▸ Text:

Some of these plotting functions use different data inputs and some of them can deal with species categorization, i.e. displaying information by each category of species (family, order, endemism status, etc.). We detail the standard needed inputs in the table below, the “Additional input” column represents needed input that are not the other standard tables specified by the other columns.

required ✳️; optional 🟠; absent ➖
“Additional input” means other types of arguments
Function name	Site x species	Species x traits	Site x locations	Species category	Additional input
`fb_plot_distribution_site_trait_coverage()`	✳️	✳️	➖	🟠	➖
`fb_plot_number_sites_by_species()`	✳️	➖	➖	➖	➖
`fb_plot_number_species_by_trait()`	➖	✳️	➖	🟠	➖
`fb_plot_number_traits_by_species()`	➖	✳️	➖	🟠	➖
`fb_plot_site_environment()`	➖	➖	✳️	➖	✳️
`fb_plot_site_traits_completeness()`	✳️	✳️	➖	🟠️	➖
`fb_plot_species_traits_completeness()`	➖	✳️	➖	🟠	➖
`fb_plot_species_traits_missingness()`	➖	✳️	➖	🟠	➖
`fb_plot_trait_combination_frequencies()`	➖	✳️	➖	🟠	➖
`fb_plot_trait_correlation()`	➖	✳️	➖	🟠	➖
`fb_map_raster()`	➖	➖	➖	➖	✳️
`fb_map_site_data()`	➖	➖	✳️	➖	✳️
`fb_map_site_traits_completeness()`	✳️	✳️	✳️	➖	➖

Let’s first load the package and example datasets included in the funbiogeo.

library("funbiogeo")
library("sf")
#> Linking to GEOS 3.12.1, GDAL 3.8.4, PROJ 9.4.0; sf_use_s2() is TRUE

data("woodiv_locations")
data("woodiv_site_species")
data("woodiv_traits")

Naming Convention

Like in the rest of the funbiogeo package, the functions are named following certain conventions. For one, to avoid any collision with other packages all the functions are prefixed with fb_. Second all plotting functions begin with either fb_plot_*(), when they are regular plots, or fb_map_*() when they plot maps.

The function names in funbiogeo are generally long to be as specific and clear as possible. So in case of doubt re-read the function name, and what it should represent should be clear from the name.

Regular Plots

In this section we will describe what we call “regular plots”, i.e. plots of non-spatial objects (density plots, bivariate plots, lollipop charts, heatmaps, etc.). We made this distinction because maps have their own specific challenges. All the default regular plots proposed in funbiogeo are quite specific to the data. In each of the section below we’ll summarize what the plots is about, what are the needed arguments, and how to interpret the output.

The function are all described in their specific subsections in alphabetical order.

Distribution of trait coverages across sites

Visualizing the trait coverage of all sites can help isolate which traits may show consistently low coverage. Also this can help notice if some groups of sites have higher coverage for certain traits than for others.

You can plot this using the fb_plot_distribution_site_trait_coverage() function. It takes two arguments: site_species the site by species data.frame and species_traits the species by traits data.frame. Note that internally the function uses ggridges to plot the distributions. This package is thus needed to run this function.

Example:

fb_plot_distribution_site_trait_coverage(woodiv_site_species, woodiv_traits)

▸ Data shown:
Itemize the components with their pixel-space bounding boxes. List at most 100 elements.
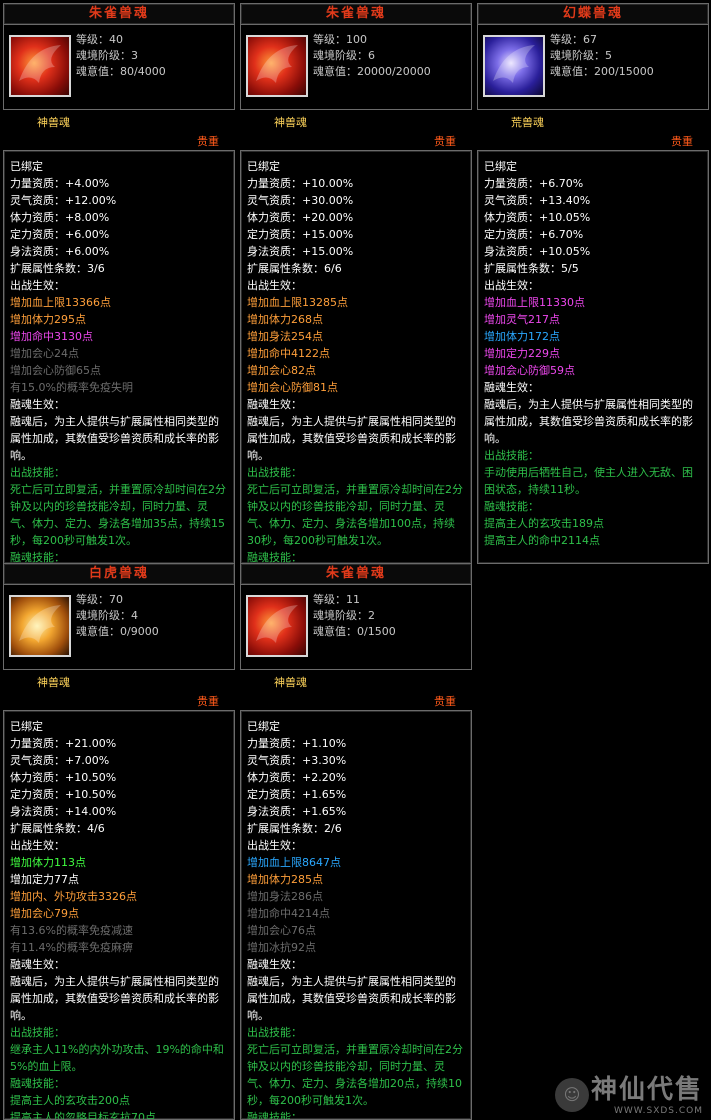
attribute-line: 扩展属性条数：2/6 — [247, 822, 342, 835]
attribute-line: 出战生效： — [10, 839, 65, 852]
attribute-line: 身法资质：+1.65% — [247, 805, 347, 818]
rarity-badge: 贵重 — [197, 135, 219, 148]
card-stats: 等级：70 魂境阶级：4 魂意值：0/9000 — [76, 592, 159, 640]
attribute-line: 融魂后，为主人提供与扩展属性相同类型的属性加成，其数值受珍兽资质和成长率的影响。 — [247, 975, 456, 1022]
attribute-line: 增加身法254点 — [247, 330, 323, 343]
card-header: 等级：11 魂境阶级：2 魂意值：0/1500 — [240, 585, 472, 670]
attribute-line: 体力资质：+10.50% — [10, 771, 117, 784]
attribute-line: 融魂生效： — [247, 958, 302, 971]
card-header: 等级：100 魂境阶级：6 魂意值：20000/20000 — [240, 25, 472, 110]
attribute-line: 身法资质：+6.00% — [10, 245, 110, 258]
attribute-line: 体力资质：+8.00% — [10, 211, 110, 224]
soul-card-1: 朱雀兽魂 等级：40 魂境阶级：3 魂意值：80/4000 神兽魂 贵重 已绑定 力量资质：+… — [3, 3, 235, 564]
tier-text: 魂境阶级：4 — [76, 609, 138, 622]
attribute-line: 增加命中4214点 — [247, 907, 330, 920]
soul-type: 神兽魂 — [274, 116, 307, 129]
card-header: 等级：40 魂境阶级：3 魂意值：80/4000 — [3, 25, 235, 110]
attribute-line: 出战生效： — [484, 279, 539, 292]
attribute-line: 增加血上限8647点 — [247, 856, 341, 869]
tiger-gold-icon[interactable] — [9, 595, 71, 657]
attribute-line: 增加血上限11330点 — [484, 296, 585, 309]
attribute-line: 增加会心防御65点 — [10, 364, 101, 377]
attribute-line: 已绑定 — [10, 720, 43, 733]
attribute-line: 死亡后可立即复活，并重置原冷却时间在2分钟及以内的珍兽技能冷却，同时力量、灵气、… — [247, 1043, 463, 1107]
attribute-line: 身法资质：+15.00% — [247, 245, 354, 258]
attribute-line: 增加体力285点 — [247, 873, 323, 886]
attribute-line: 体力资质：+10.05% — [484, 211, 591, 224]
level-text: 等级：100 — [313, 33, 367, 46]
soul-type: 神兽魂 — [37, 116, 70, 129]
card-stats: 等级：100 魂境阶级：6 魂意值：20000/20000 — [313, 32, 431, 80]
attribute-line: 出战生效： — [10, 279, 65, 292]
attribute-line: 增加命中3130点 — [10, 330, 93, 343]
tier-text: 魂境阶级：3 — [76, 49, 138, 62]
attribute-line: 体力资质：+2.20% — [247, 771, 347, 784]
card-stats: 等级：40 魂境阶级：3 魂意值：80/4000 — [76, 32, 166, 80]
phoenix-red-icon[interactable] — [9, 35, 71, 97]
attribute-line: 已绑定 — [10, 160, 43, 173]
attribute-line: 融魂生效： — [247, 398, 302, 411]
level-text: 等级：67 — [550, 33, 597, 46]
attribute-line: 增加会心79点 — [10, 907, 79, 920]
soul-card-5: 朱雀兽魂 等级：11 魂境阶级：2 魂意值：0/1500 神兽魂 贵重 已绑定 力量资质：+1… — [240, 563, 472, 1120]
attribute-line: 灵气资质：+7.00% — [10, 754, 110, 767]
attribute-line: 扩展属性条数：6/6 — [247, 262, 342, 275]
soul-type: 神兽魂 — [274, 676, 307, 689]
attribute-line: 身法资质：+10.05% — [484, 245, 591, 258]
attribute-line: 已绑定 — [247, 720, 280, 733]
attribute-line: 提高主人的命中2114点 — [484, 534, 600, 547]
card-header: 等级：67 魂境阶级：5 魂意值：200/15000 — [477, 25, 709, 110]
watermark-brand: 神仙代售 — [590, 1075, 703, 1105]
intent-text: 魂意值：80/4000 — [76, 65, 166, 78]
card-subrow: 神兽魂贵重 — [240, 110, 472, 150]
card-subrow: 神兽魂贵重 — [3, 110, 235, 150]
card-title: 朱雀兽魂 — [3, 3, 235, 25]
attribute-line: 出战生效： — [247, 839, 302, 852]
attribute-line: 增加定力229点 — [484, 347, 560, 360]
tier-text: 魂境阶级：6 — [313, 49, 375, 62]
attribute-line: 定力资质：+6.70% — [484, 228, 584, 241]
attribute-line: 融魂技能： — [10, 1077, 65, 1090]
card-title: 白虎兽魂 — [3, 563, 235, 585]
tier-text: 魂境阶级：2 — [313, 609, 375, 622]
level-text: 等级：11 — [313, 593, 360, 606]
card-attributes: 已绑定 力量资质：+6.70% 灵气资质：+13.40% 体力资质：+10.05% 定力… — [477, 150, 709, 564]
attribute-line: 融魂生效： — [10, 958, 65, 971]
phoenix-red-icon[interactable] — [246, 35, 308, 97]
attribute-line: 定力资质：+15.00% — [247, 228, 354, 241]
tier-text: 魂境阶级：5 — [550, 49, 612, 62]
attribute-line: 死亡后可立即复活，并重置原冷却时间在2分钟及以内的珍兽技能冷却，同时力量、灵气、… — [247, 483, 463, 547]
phoenix-red-icon[interactable] — [246, 595, 308, 657]
attribute-line: 增加体力172点 — [484, 330, 560, 343]
attribute-line: 已绑定 — [484, 160, 517, 173]
attribute-line: 融魂后，为主人提供与扩展属性相同类型的属性加成，其数值受珍兽资质和成长率的影响。 — [247, 415, 456, 462]
attribute-line: 增加身法286点 — [247, 890, 323, 903]
butterfly-purple-icon[interactable] — [483, 35, 545, 97]
intent-text: 魂意值：200/15000 — [550, 65, 654, 78]
card-stats: 等级：67 魂境阶级：5 魂意值：200/15000 — [550, 32, 654, 80]
attribute-line: 融魂生效： — [484, 381, 539, 394]
card-stats: 等级：11 魂境阶级：2 魂意值：0/1500 — [313, 592, 396, 640]
attribute-line: 出战生效： — [247, 279, 302, 292]
attribute-line: 扩展属性条数：4/6 — [10, 822, 105, 835]
attribute-line: 增加命中4122点 — [247, 347, 330, 360]
attribute-line: 出战技能： — [247, 466, 302, 479]
attribute-line: 融魂技能： — [484, 500, 539, 513]
attribute-line: 融魂后，为主人提供与扩展属性相同类型的属性加成，其数值受珍兽资质和成长率的影响。 — [10, 415, 219, 462]
attribute-line: 融魂生效： — [10, 398, 65, 411]
attribute-line: 出战技能： — [10, 466, 65, 479]
rarity-badge: 贵重 — [434, 135, 456, 148]
attribute-line: 增加血上限13366点 — [10, 296, 111, 309]
attribute-line: 灵气资质：+12.00% — [10, 194, 117, 207]
attribute-line: 有15.0%的概率免疫失明 — [10, 381, 133, 394]
card-title: 幻蝶兽魂 — [477, 3, 709, 25]
attribute-line: 继承主人11%的内外功攻击、19%的命中和5%的血上限。 — [10, 1043, 224, 1073]
level-text: 等级：40 — [76, 33, 123, 46]
attribute-line: 灵气资质：+30.00% — [247, 194, 354, 207]
card-subrow: 荒兽魂 贵重 — [477, 110, 709, 150]
attribute-line: 定力资质：+1.65% — [247, 788, 347, 801]
attribute-line: 手动使用后牺牲自己，使主人进入无敌、困困状态，持续11秒。 — [484, 466, 693, 496]
attribute-line: 力量资质：+1.10% — [247, 737, 347, 750]
attribute-line: 增加会心24点 — [10, 347, 79, 360]
intent-text: 魂意值：20000/20000 — [313, 65, 431, 78]
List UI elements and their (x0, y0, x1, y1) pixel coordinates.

▸ Aim of the exercise:
Extend the funbiogeo plotting text from the point where it stops. The data above has no connection to the funbiogeo plotting text.

▸ Reply:
#> Loading required namespace: ggridges
#> Picking joint bandwidth of 0.0445

We see the distribution of species coverage per site (along the x-axis) for each trait (along the y-axis) and with all traits taken together (shown at the top of the top on the line all_traits). The proportions on the y-axis labels are the average coverage observed for this trait. We see that we have very similar average coverage for all sites (average number of species for which we have not NA trait data), whatever the trait we consider, which is about 100% of species.

This plot considers the distribution of species across sites instead of focusing only on the species by traits data.frame. This maybe useful to realize, for example, that the traits of a species occurring very rarely are missing this wouldn’t necessarily translate in low site-level trait coverage.

Plotting the number of sites by species

The function fb_plot_number_sites_by_species() allows to explore the site by species data.frame. It shows the number (and proportion) of sites occupied by each species. Its first argument site_species, the site by species data.frame is necessary while the second one threshold_sites_proportion, a target proportion of sites coverage, is optional.

fb_plot_number_sites_by_species(woodiv_site_species)

The function outputs a dotchart. The number of occupied sites per species is indicated at the bottom x-axis, while the top x-axis represents the proportion of occupied sites. The left y-axis label species names (in parenthesis) and their rank by increasing prevalence. Note that for readability constraints, only a limited number of species are labeled on the y-axis, but they are all displayed as dots on the plot.

Adding the second argument threshold_sites_proportion displays a vertical bar at the target proportion of sites to see how many species occupy more or less than the given proportion of sites.

Let’s say we want to see the species present in at least 40% of the sites:

fb_plot_number_sites_by_species(
  woodiv_site_species, threshold_sites_proportion = 0.4
)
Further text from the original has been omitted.